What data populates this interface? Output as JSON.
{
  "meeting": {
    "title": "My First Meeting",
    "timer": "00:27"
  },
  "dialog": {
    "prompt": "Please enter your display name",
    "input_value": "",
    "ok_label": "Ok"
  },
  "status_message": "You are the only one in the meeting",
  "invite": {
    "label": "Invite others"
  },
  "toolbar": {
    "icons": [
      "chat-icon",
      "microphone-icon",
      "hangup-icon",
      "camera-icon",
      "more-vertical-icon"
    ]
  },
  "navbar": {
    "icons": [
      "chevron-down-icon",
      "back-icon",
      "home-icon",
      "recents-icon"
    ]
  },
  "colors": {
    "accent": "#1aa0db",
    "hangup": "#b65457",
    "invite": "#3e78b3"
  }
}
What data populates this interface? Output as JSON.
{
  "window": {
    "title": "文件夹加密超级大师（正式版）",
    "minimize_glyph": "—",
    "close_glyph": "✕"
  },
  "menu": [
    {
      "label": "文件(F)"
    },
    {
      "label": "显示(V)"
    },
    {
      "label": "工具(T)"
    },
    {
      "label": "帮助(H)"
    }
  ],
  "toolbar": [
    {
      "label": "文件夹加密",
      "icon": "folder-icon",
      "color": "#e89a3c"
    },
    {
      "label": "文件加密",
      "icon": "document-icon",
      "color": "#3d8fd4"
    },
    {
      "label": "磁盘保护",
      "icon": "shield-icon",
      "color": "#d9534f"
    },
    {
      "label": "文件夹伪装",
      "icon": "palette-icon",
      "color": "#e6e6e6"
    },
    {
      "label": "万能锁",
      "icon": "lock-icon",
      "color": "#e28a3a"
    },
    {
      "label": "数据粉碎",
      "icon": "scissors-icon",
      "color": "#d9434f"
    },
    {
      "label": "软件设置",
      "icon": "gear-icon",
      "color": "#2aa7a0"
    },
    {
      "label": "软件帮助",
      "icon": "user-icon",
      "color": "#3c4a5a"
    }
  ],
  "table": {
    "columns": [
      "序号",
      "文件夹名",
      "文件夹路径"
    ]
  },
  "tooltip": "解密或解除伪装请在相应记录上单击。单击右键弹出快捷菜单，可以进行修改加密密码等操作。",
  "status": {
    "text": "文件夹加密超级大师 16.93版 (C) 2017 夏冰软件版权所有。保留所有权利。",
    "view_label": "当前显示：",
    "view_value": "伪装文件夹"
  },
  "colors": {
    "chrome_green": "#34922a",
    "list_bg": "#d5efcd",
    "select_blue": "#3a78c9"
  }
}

DIRECTION: In this exercise, repeat all entries exactly.

OUTPUT FOR THIS TASK:
What data populates this interface? Output as JSON.
{
  "meeting": {
    "title": "My First Meeting",
    "timer": "00:27"
  },
  "dialog": {
    "prompt": "Please enter your display name",
    "input_value": "",
    "ok_label": "Ok"
  },
  "status_message": "You are the only one in the meeting",
  "invite": {
    "label": "Invite others"
  },
  "toolbar": {
    "icons": [
      "chat-icon",
      "microphone-icon",
      "hangup-icon",
      "camera-icon",
      "more-vertical-icon"
    ]
  },
  "navbar": {
    "icons": [
      "chevron-down-icon",
      "back-icon",
      "home-icon",
      "recents-icon"
    ]
  },
  "colors": {
    "accent": "#1aa0db",
    "hangup": "#b65457",
    "invite": "#3e78b3"
  }
}
What data populates this interface? Output as JSON.
{
  "window": {
    "title": "文件夹加密超级大师（正式版）",
    "minimize_glyph": "—",
    "close_glyph": "✕"
  },
  "menu": [
    {
      "label": "文件(F)"
    },
    {
      "label": "显示(V)"
    },
    {
      "label": "工具(T)"
    },
    {
      "label": "帮助(H)"
    }
  ],
  "toolbar": [
    {
      "label": "文件夹加密",
      "icon": "folder-icon",
      "color": "#e89a3c"
    },
    {
      "label": "文件加密",
      "icon": "document-icon",
      "color": "#3d8fd4"
    },
    {
      "label": "磁盘保护",
      "icon": "shield-icon",
      "color": "#d9534f"
    },
    {
      "label": "文件夹伪装",
      "icon": "palette-icon",
      "color": "#e6e6e6"
    },
    {
      "label": "万能锁",
      "icon": "lock-icon",
      "color": "#e28a3a"
    },
    {
      "label": "数据粉碎",
      "icon": "scissors-icon",
      "color": "#d9434f"
    },
    {
      "label": "软件设置",
      "icon": "gear-icon",
      "color": "#2aa7a0"
    },
    {
      "label": "软件帮助",
      "icon": "user-icon",
      "color": "#3c4a5a"
    }
  ],
  "table": {
    "columns": [
      "序号",
      "文件夹名",
      "文件夹路径"
    ]
  },
  "tooltip": "解密或解除伪装请在相应记录上单击。单击右键弹出快捷菜单，可以进行修改加密密码等操作。",
  "status": {
    "text": "文件夹加密超级大师 16.93版 (C) 2017 夏冰软件版权所有。保留所有权利。",
    "view_label": "当前显示：",
    "view_value": "伪装文件夹"
  },
  "colors": {
    "chrome_green": "#34922a",
    "list_bg": "#d5efcd",
    "select_blue": "#3a78c9"
  }
}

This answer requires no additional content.